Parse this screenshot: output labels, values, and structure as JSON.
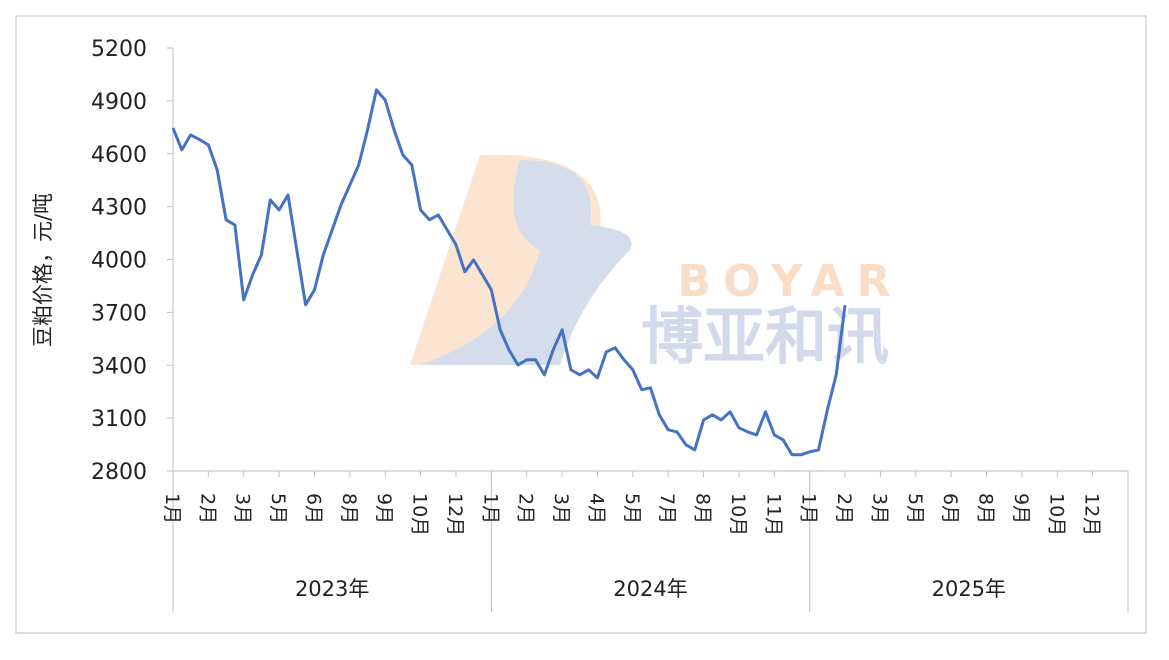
{
  "chart_data": {
    "type": "line",
    "y_label": "豆粕价格，元/吨",
    "watermark": {
      "latin": "BOYAR",
      "chinese": "博亚和讯"
    },
    "year_groups": [
      "2023年",
      "2024年",
      "2025年"
    ],
    "categories": [
      "1月",
      null,
      null,
      null,
      "2月",
      null,
      null,
      null,
      "3月",
      null,
      null,
      null,
      "5月",
      null,
      null,
      null,
      "6月",
      null,
      null,
      null,
      "8月",
      null,
      null,
      null,
      "9月",
      null,
      null,
      null,
      "10月",
      null,
      null,
      null,
      "12月",
      null,
      null,
      null,
      "1月",
      null,
      null,
      null,
      "2月",
      null,
      null,
      null,
      "3月",
      null,
      null,
      null,
      "4月",
      null,
      null,
      null,
      "5月",
      null,
      null,
      null,
      "7月",
      null,
      null,
      null,
      "8月",
      null,
      null,
      null,
      "10月",
      null,
      null,
      null,
      "11月",
      null,
      null,
      null,
      "1月",
      null,
      null,
      null,
      "2月",
      null,
      null,
      null,
      "3月",
      null,
      null,
      null,
      "5月",
      null,
      null,
      null,
      "6月",
      null,
      null,
      null,
      "8月",
      null,
      null,
      null,
      "9月",
      null,
      null,
      null,
      "10月",
      null,
      null,
      null,
      "12月",
      null,
      null,
      null
    ],
    "series": [
      {
        "color": "#4472c4",
        "values": [
          4746,
          4622,
          4707,
          4680,
          4650,
          4508,
          4225,
          4196,
          3771,
          3913,
          4026,
          4338,
          4281,
          4366,
          4054,
          3743,
          3828,
          4026,
          4168,
          4310,
          4423,
          4536,
          4735,
          4962,
          4905,
          4735,
          4593,
          4536,
          4281,
          4225,
          4253,
          4168,
          4083,
          3930,
          3998,
          3913,
          3828,
          3601,
          3487,
          3402,
          3431,
          3431,
          3346,
          3487,
          3601,
          3374,
          3346,
          3374,
          3329,
          3476,
          3499,
          3431,
          3374,
          3261,
          3272,
          3119,
          3034,
          3022,
          2949,
          2920,
          3090,
          3119,
          3090,
          3136,
          3045,
          3022,
          3005,
          3136,
          3005,
          2977,
          2892,
          2892,
          2909,
          2920,
          3147,
          3346,
          3740,
          null,
          null,
          null,
          null,
          null,
          null,
          null,
          null,
          null,
          null,
          null,
          null,
          null,
          null,
          null,
          null,
          null,
          null,
          null,
          null,
          null,
          null,
          null,
          null,
          null,
          null,
          null,
          null,
          null,
          null,
          null
        ]
      }
    ],
    "ylim": [
      2800,
      5200
    ],
    "yticks": [
      2800,
      3100,
      3400,
      3700,
      4000,
      4300,
      4600,
      4900,
      5200
    ]
  }
}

What to do - Identify the lines in the entries above that contain "values", then copy them out.

Correct answer -
Parse this screenshot: output labels, values, and structure as JSON.
        "values": [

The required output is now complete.